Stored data
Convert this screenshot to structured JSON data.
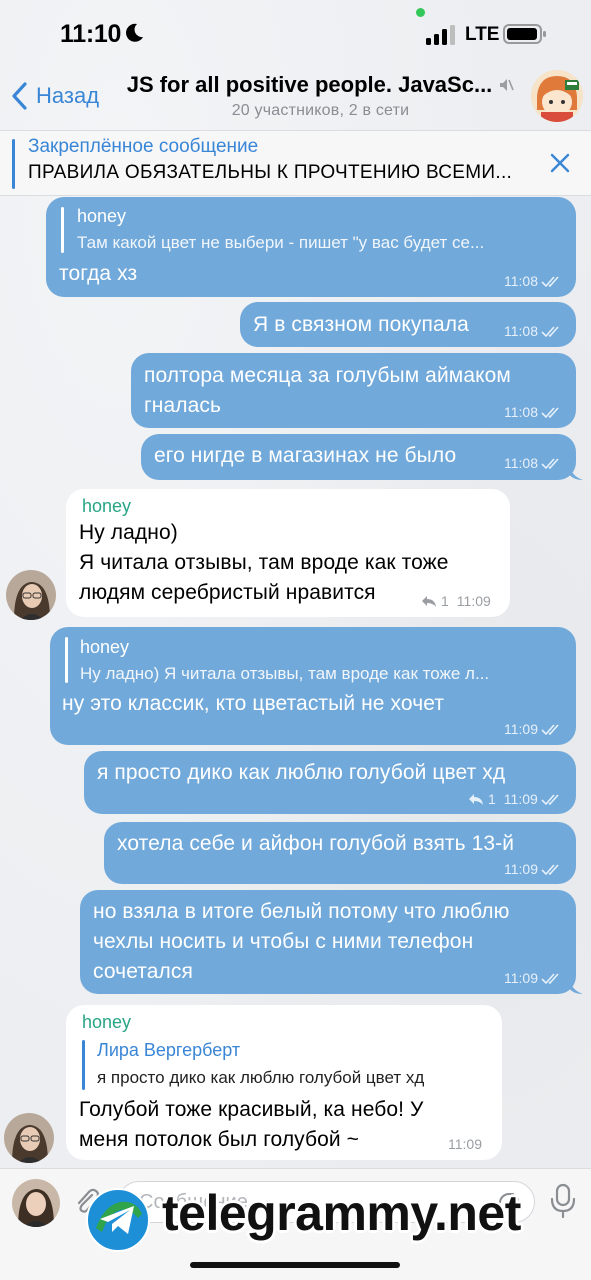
{
  "status_bar": {
    "time": "11:10",
    "network": "LTE",
    "icons": [
      "moon-icon",
      "signal-icon",
      "battery-icon"
    ]
  },
  "header": {
    "back_label": "Назад",
    "title": "JS for all positive people. JavaSc...",
    "subtitle": "20 участников, 2 в сети",
    "icons": [
      "chevron-left-icon",
      "mute-icon",
      "group-avatar"
    ]
  },
  "pinned": {
    "title": "Закреплённое сообщение",
    "text": "ПРАВИЛА ОБЯЗАТЕЛЬНЫ К ПРОЧТЕНИЮ ВСЕМИ..."
  },
  "messages": [
    {
      "direction": "out",
      "quote": {
        "name": "honey",
        "text": "Там какой цвет не выбери - пишет \"у вас будет се..."
      },
      "lines": [
        "тогда хз"
      ],
      "time": "11:08",
      "status": "read"
    },
    {
      "direction": "out",
      "lines": [
        "Я в связном покупала"
      ],
      "time": "11:08",
      "status": "read"
    },
    {
      "direction": "out",
      "lines": [
        "полтора месяца за голубым аймаком",
        "гналась"
      ],
      "time": "11:08",
      "status": "read"
    },
    {
      "direction": "out",
      "lines": [
        "его нигде в магазинах не было"
      ],
      "time": "11:08",
      "status": "read"
    },
    {
      "direction": "in",
      "sender": "honey",
      "lines": [
        "Ну ладно)",
        "Я читала отзывы, там вроде как тоже",
        "людям серебристый нравится"
      ],
      "replies": "1",
      "time": "11:09"
    },
    {
      "direction": "out",
      "quote": {
        "name": "honey",
        "text": "Ну ладно) Я читала отзывы, там вроде как тоже л..."
      },
      "lines": [
        "ну это классик, кто цветастый не хочет"
      ],
      "time": "11:09",
      "status": "read"
    },
    {
      "direction": "out",
      "lines": [
        "я просто дико как люблю голубой цвет хд"
      ],
      "replies": "1",
      "time": "11:09",
      "status": "read"
    },
    {
      "direction": "out",
      "lines": [
        "хотела себе и айфон голубой взять 13-й"
      ],
      "time": "11:09",
      "status": "read"
    },
    {
      "direction": "out",
      "lines": [
        "но взяла в итоге белый потому что люблю",
        "чехлы носить и чтобы с ними телефон",
        "сочетался"
      ],
      "time": "11:09",
      "status": "read"
    },
    {
      "direction": "in",
      "sender": "honey",
      "quote": {
        "name": "Лира Вергерберт",
        "text": "я просто дико как люблю голубой цвет хд"
      },
      "lines": [
        "Голубой тоже красивый, ка небо! У",
        "меня потолок был голубой ~"
      ],
      "time": "11:09"
    }
  ],
  "input": {
    "placeholder": "Сообщение",
    "icons": [
      "paperclip-icon",
      "sticker-icon",
      "mic-icon"
    ]
  },
  "watermark": {
    "text": "telegrammy.net"
  },
  "colors": {
    "accent": "#3a86d6",
    "outgoing_bubble": "#71a9da",
    "incoming_bubble": "#ffffff",
    "sender_name": "#28a486",
    "background": "#eceef1"
  }
}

■ **SHORT TASK**:
Identify each line in the records above containing the word "отзывы"; copy those lines.

■ **CORRECT OUTPUT**:
        "Я читала отзывы, там вроде как тоже",
        "text": "Ну ладно) Я читала отзывы, там вроде как тоже л..."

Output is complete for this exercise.